__Short task__.
From the material below, extract the lines between the line holding "left-v2-cell[interactable]: 3: [210, 501, 260, 521]" and the line holding "right-v1-cell[interactable]: 2: [475, 381, 535, 401]", inclusive, and copy them without any change.

(Element and region data)
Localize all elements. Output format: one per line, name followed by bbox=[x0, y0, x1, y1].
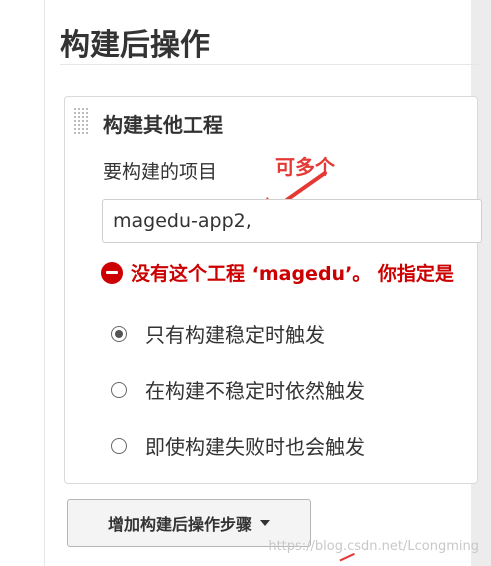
annotation-mark bbox=[339, 552, 357, 566]
build-other-projects-panel: 构建其他工程 要构建的项目 可多个 没有这个工程 ‘magedu’。 你指定是 … bbox=[64, 96, 482, 484]
caret-down-icon bbox=[260, 520, 270, 526]
error-text: 没有这个工程 ‘magedu’。 你指定是 bbox=[131, 263, 454, 285]
projects-field-label: 要构建的项目 bbox=[103, 161, 218, 183]
option-unstable-label: 在构建不稳定时依然触发 bbox=[145, 379, 365, 403]
option-stable-label: 只有构建稳定时触发 bbox=[145, 323, 325, 347]
radio-stable[interactable] bbox=[111, 325, 127, 342]
drag-handle-icon[interactable] bbox=[73, 107, 89, 135]
radio-unstable[interactable] bbox=[111, 381, 127, 398]
error-icon bbox=[101, 261, 123, 284]
projects-input[interactable] bbox=[102, 199, 482, 243]
watermark: https://blog.csdn.net/Lcongming bbox=[268, 539, 479, 554]
section-divider bbox=[60, 64, 480, 65]
option-failed[interactable]: 即使构建失败时也会触发 bbox=[111, 431, 365, 460]
panel-title: 构建其他工程 bbox=[103, 113, 223, 137]
section-title: 构建后操作 bbox=[60, 28, 210, 63]
add-post-build-step-label: 增加构建后操作步骤 bbox=[107, 515, 252, 534]
option-unstable[interactable]: 在构建不稳定时依然触发 bbox=[111, 375, 365, 404]
left-sidebar-edge bbox=[0, 0, 45, 566]
option-stable[interactable]: 只有构建稳定时触发 bbox=[111, 319, 325, 348]
option-failed-label: 即使构建失败时也会触发 bbox=[145, 435, 365, 459]
radio-failed[interactable] bbox=[111, 437, 127, 454]
error-message: 没有这个工程 ‘magedu’。 你指定是 bbox=[101, 259, 454, 286]
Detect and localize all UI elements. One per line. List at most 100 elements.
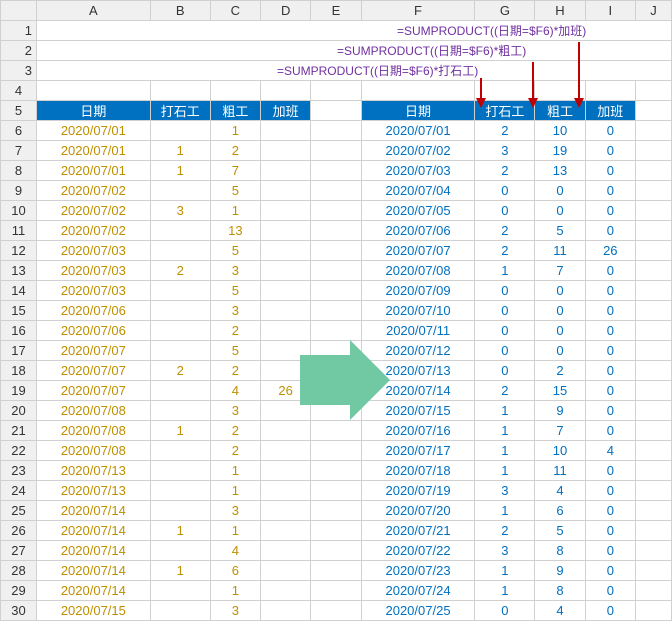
left-v2-cell[interactable]: 3: [210, 501, 260, 521]
right-v2-cell[interactable]: 5: [535, 521, 585, 541]
left-v3-cell[interactable]: [260, 201, 310, 221]
cell[interactable]: [311, 521, 361, 541]
right-date-cell[interactable]: 2020/07/11: [361, 321, 475, 341]
formula-cell[interactable]: =SUMPRODUCT((日期=$F6)*打石工): [36, 61, 671, 81]
cell[interactable]: [311, 81, 361, 101]
left-date-cell[interactable]: 2020/07/14: [36, 561, 150, 581]
left-v2-cell[interactable]: 2: [210, 141, 260, 161]
left-v2-cell[interactable]: 1: [210, 461, 260, 481]
right-v3-cell[interactable]: 0: [585, 501, 635, 521]
right-v1-cell[interactable]: 2: [475, 381, 535, 401]
left-v1-cell[interactable]: [150, 241, 210, 261]
left-v3-cell[interactable]: [260, 421, 310, 441]
row-header[interactable]: 16: [1, 321, 37, 341]
right-v1-cell[interactable]: 0: [475, 301, 535, 321]
left-v1-cell[interactable]: [150, 541, 210, 561]
left-v2-cell[interactable]: 1: [210, 121, 260, 141]
right-v3-cell[interactable]: 0: [585, 581, 635, 601]
row-header[interactable]: 8: [1, 161, 37, 181]
right-v2-cell[interactable]: 11: [535, 241, 585, 261]
right-v3-cell[interactable]: 0: [585, 141, 635, 161]
cell[interactable]: [210, 81, 260, 101]
left-v2-cell[interactable]: 1: [210, 201, 260, 221]
right-v2-cell[interactable]: 0: [535, 181, 585, 201]
right-v3-cell[interactable]: 0: [585, 281, 635, 301]
left-date-cell[interactable]: 2020/07/15: [36, 601, 150, 621]
right-v1-cell[interactable]: 3: [475, 541, 535, 561]
left-v1-cell[interactable]: [150, 441, 210, 461]
left-v2-cell[interactable]: 4: [210, 381, 260, 401]
row-header[interactable]: 7: [1, 141, 37, 161]
right-v2-cell[interactable]: 0: [535, 281, 585, 301]
row-header[interactable]: 20: [1, 401, 37, 421]
cell[interactable]: [311, 441, 361, 461]
right-v2-cell[interactable]: 11: [535, 461, 585, 481]
table-row[interactable]: 162020/07/0622020/07/11000: [1, 321, 672, 341]
left-v1-cell[interactable]: 1: [150, 561, 210, 581]
right-header-c1[interactable]: 打石工: [475, 101, 535, 121]
table-row[interactable]: 152020/07/0632020/07/10000: [1, 301, 672, 321]
right-v1-cell[interactable]: 2: [475, 121, 535, 141]
left-v3-cell[interactable]: 26: [260, 381, 310, 401]
right-v1-cell[interactable]: 2: [475, 241, 535, 261]
cell[interactable]: [635, 341, 671, 361]
cell[interactable]: [535, 81, 585, 101]
right-v2-cell[interactable]: 7: [535, 261, 585, 281]
left-v1-cell[interactable]: [150, 501, 210, 521]
right-v1-cell[interactable]: 1: [475, 461, 535, 481]
table-row[interactable]: 242020/07/1312020/07/19340: [1, 481, 672, 501]
right-date-cell[interactable]: 2020/07/24: [361, 581, 475, 601]
right-v3-cell[interactable]: 0: [585, 521, 635, 541]
row-header[interactable]: 3: [1, 61, 37, 81]
left-v2-cell[interactable]: 3: [210, 401, 260, 421]
row-header[interactable]: 30: [1, 601, 37, 621]
right-v2-cell[interactable]: 8: [535, 581, 585, 601]
left-date-cell[interactable]: 2020/07/03: [36, 281, 150, 301]
table-row[interactable]: 3=SUMPRODUCT((日期=$F6)*打石工): [1, 61, 672, 81]
cell[interactable]: [36, 81, 150, 101]
cell[interactable]: [311, 201, 361, 221]
cell[interactable]: [635, 581, 671, 601]
right-v1-cell[interactable]: 2: [475, 221, 535, 241]
left-v2-cell[interactable]: 5: [210, 341, 260, 361]
left-v1-cell[interactable]: [150, 581, 210, 601]
cell[interactable]: [635, 481, 671, 501]
left-date-cell[interactable]: 2020/07/07: [36, 361, 150, 381]
left-v1-cell[interactable]: [150, 601, 210, 621]
right-date-cell[interactable]: 2020/07/20: [361, 501, 475, 521]
left-v3-cell[interactable]: [260, 521, 310, 541]
right-v3-cell[interactable]: 0: [585, 381, 635, 401]
left-header-c3[interactable]: 加班: [260, 101, 310, 121]
left-date-cell[interactable]: 2020/07/13: [36, 481, 150, 501]
table-row[interactable]: 202020/07/0832020/07/15190: [1, 401, 672, 421]
left-v1-cell[interactable]: 3: [150, 201, 210, 221]
left-v1-cell[interactable]: [150, 341, 210, 361]
left-v3-cell[interactable]: [260, 601, 310, 621]
formula-cell[interactable]: =SUMPRODUCT((日期=$F6)*加班): [36, 21, 671, 41]
right-v3-cell[interactable]: 0: [585, 201, 635, 221]
table-row[interactable]: 112020/07/02132020/07/06250: [1, 221, 672, 241]
cell[interactable]: [311, 221, 361, 241]
table-row[interactable]: 262020/07/14112020/07/21250: [1, 521, 672, 541]
right-v3-cell[interactable]: 0: [585, 121, 635, 141]
right-v1-cell[interactable]: 3: [475, 141, 535, 161]
left-v2-cell[interactable]: 3: [210, 261, 260, 281]
right-date-cell[interactable]: 2020/07/23: [361, 561, 475, 581]
left-v1-cell[interactable]: [150, 181, 210, 201]
cell[interactable]: [311, 281, 361, 301]
cell[interactable]: [635, 381, 671, 401]
row-header[interactable]: 21: [1, 421, 37, 441]
row-header[interactable]: 14: [1, 281, 37, 301]
left-v1-cell[interactable]: [150, 281, 210, 301]
row-header[interactable]: 25: [1, 501, 37, 521]
cell[interactable]: [475, 81, 535, 101]
cell[interactable]: [635, 561, 671, 581]
right-date-cell[interactable]: 2020/07/18: [361, 461, 475, 481]
col-header-C[interactable]: C: [210, 1, 260, 21]
row-header[interactable]: 18: [1, 361, 37, 381]
right-v1-cell[interactable]: 0: [475, 201, 535, 221]
right-v3-cell[interactable]: 26: [585, 241, 635, 261]
right-v1-cell[interactable]: 0: [475, 321, 535, 341]
right-date-cell[interactable]: 2020/07/15: [361, 401, 475, 421]
row-header[interactable]: 13: [1, 261, 37, 281]
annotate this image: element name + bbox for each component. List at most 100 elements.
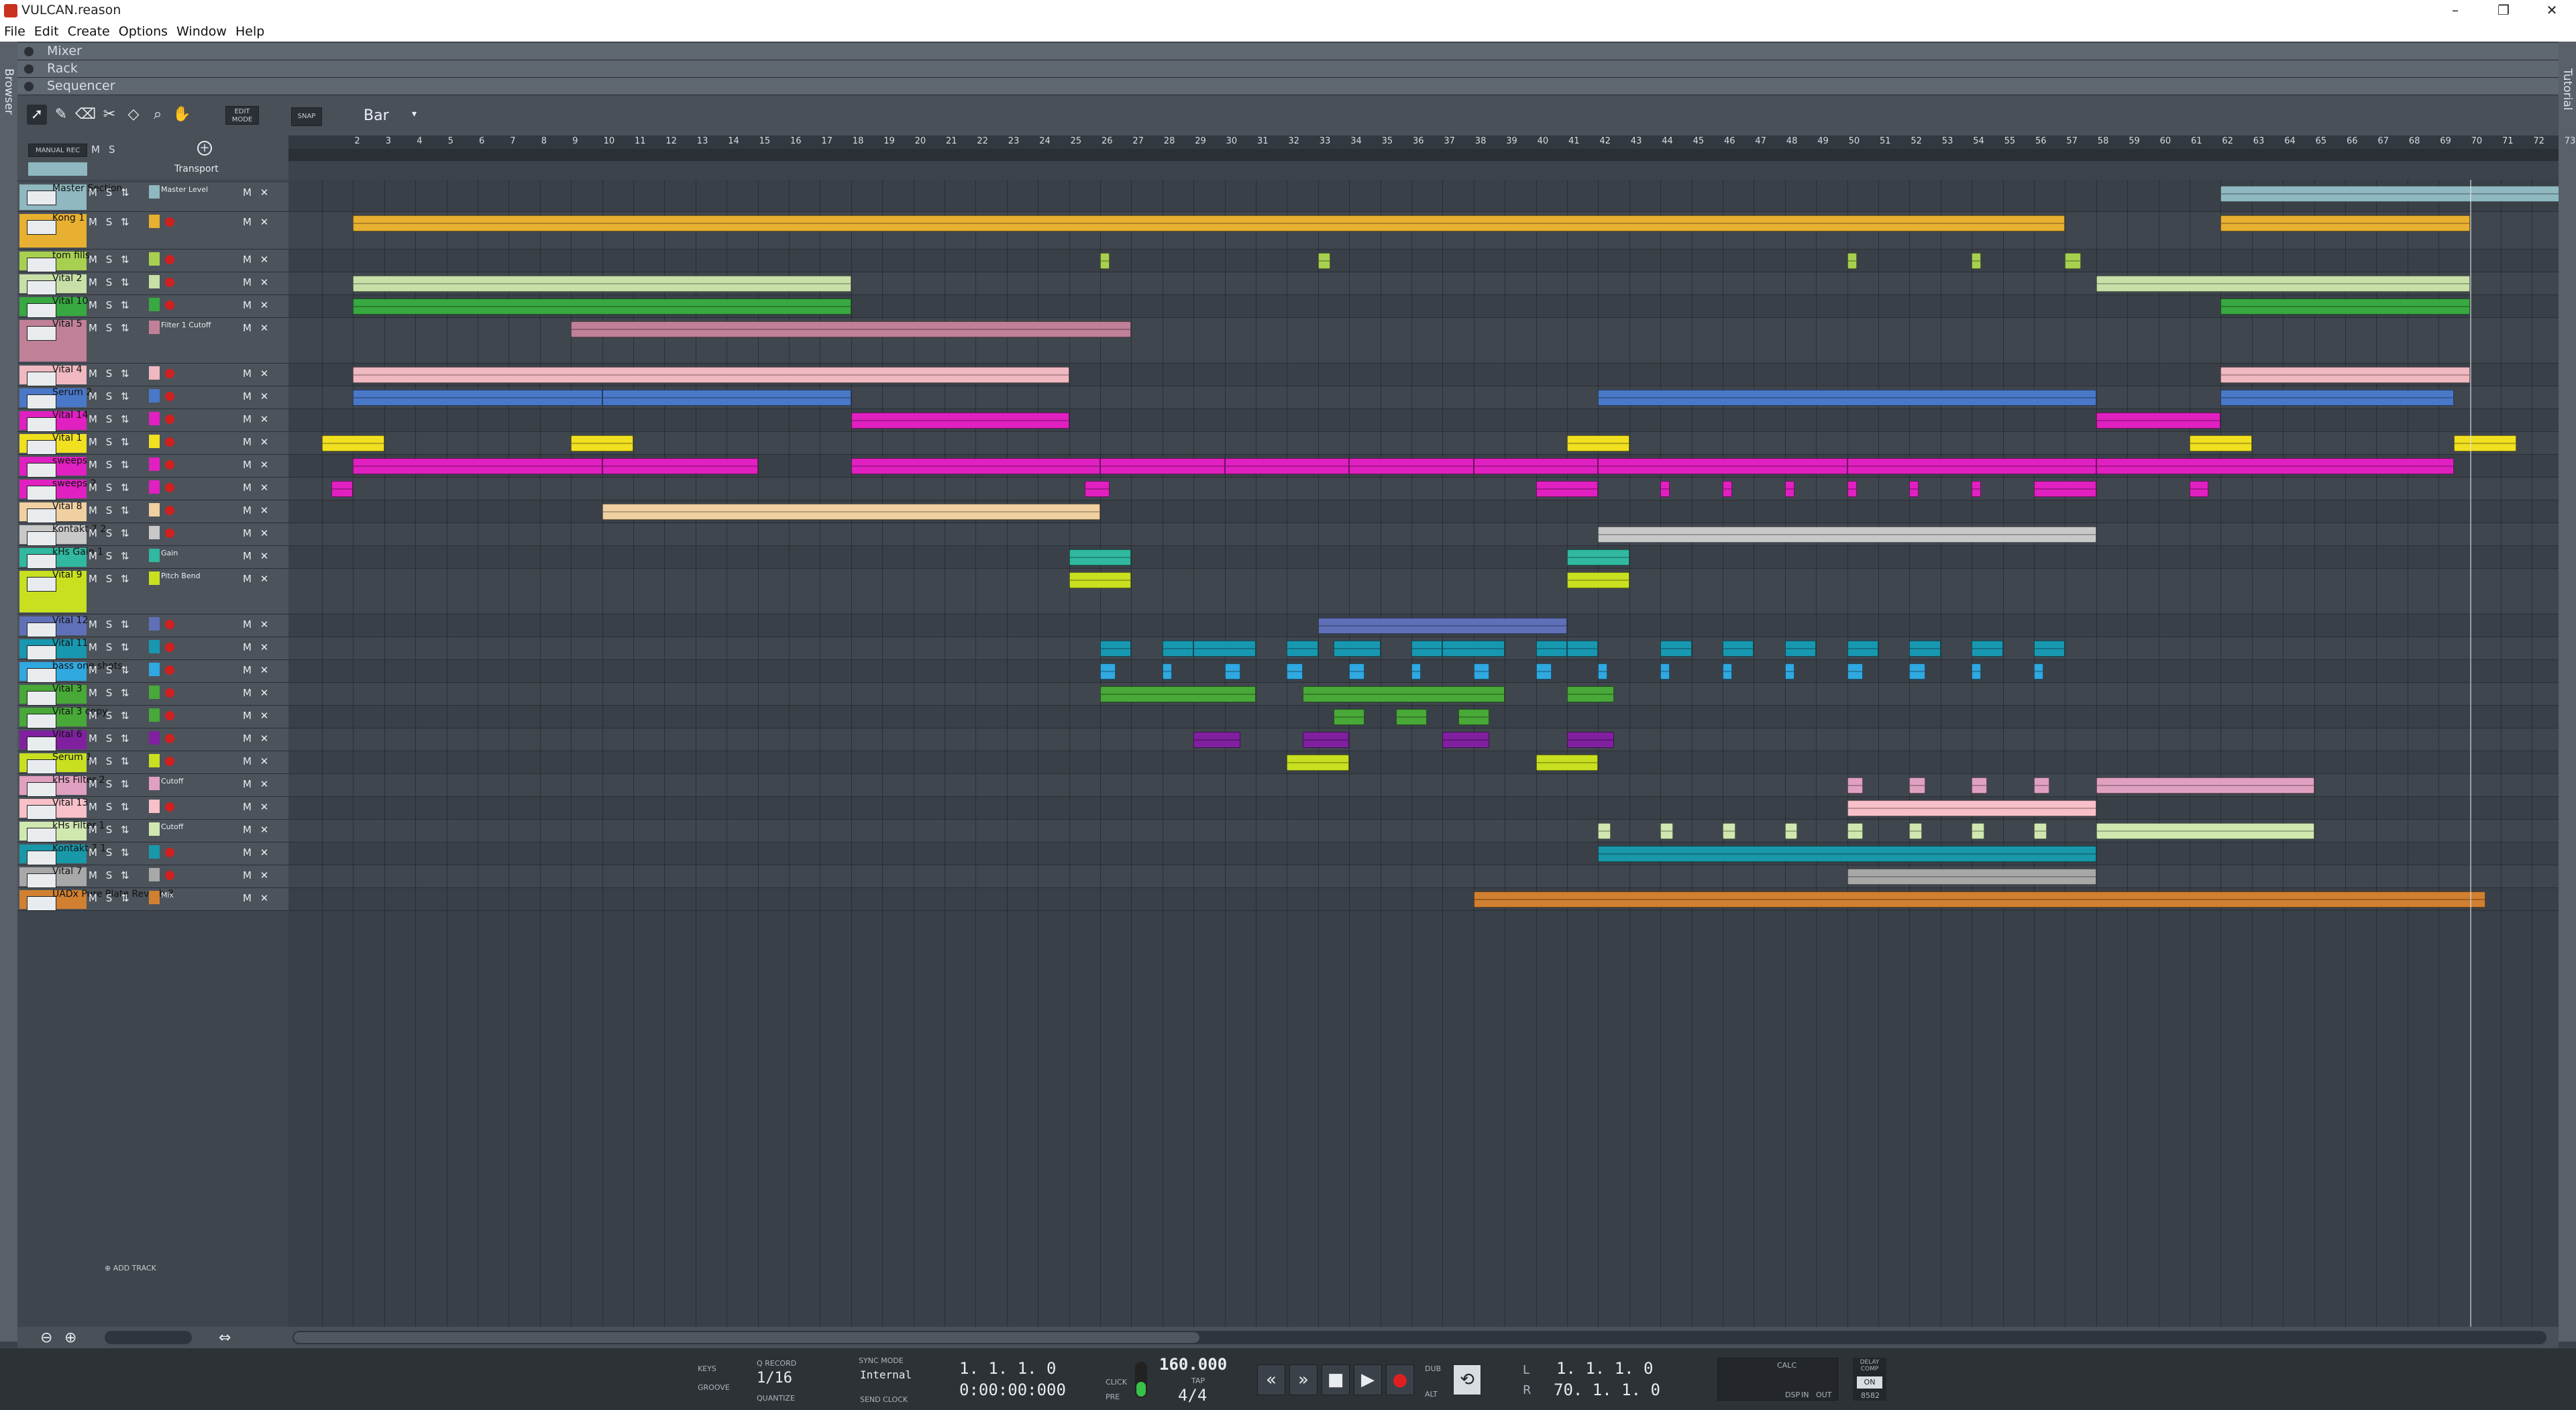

__Reply to the exercise__.
left-v2-cell[interactable]: 3: [210, 501, 260, 521]
right-v2-cell[interactable]: 5: [535, 521, 585, 541]
left-v3-cell[interactable]: [260, 201, 310, 221]
cell[interactable]: [311, 521, 361, 541]
right-date-cell[interactable]: 2020/07/11: [361, 321, 475, 341]
formula-cell[interactable]: =SUMPRODUCT((日期=$F6)*打石工): [36, 61, 671, 81]
cell[interactable]: [311, 81, 361, 101]
left-date-cell[interactable]: 2020/07/14: [36, 561, 150, 581]
left-v2-cell[interactable]: 2: [210, 141, 260, 161]
left-v2-cell[interactable]: 1: [210, 461, 260, 481]
right-v3-cell[interactable]: 0: [585, 501, 635, 521]
right-v1-cell[interactable]: 2: [475, 381, 535, 401]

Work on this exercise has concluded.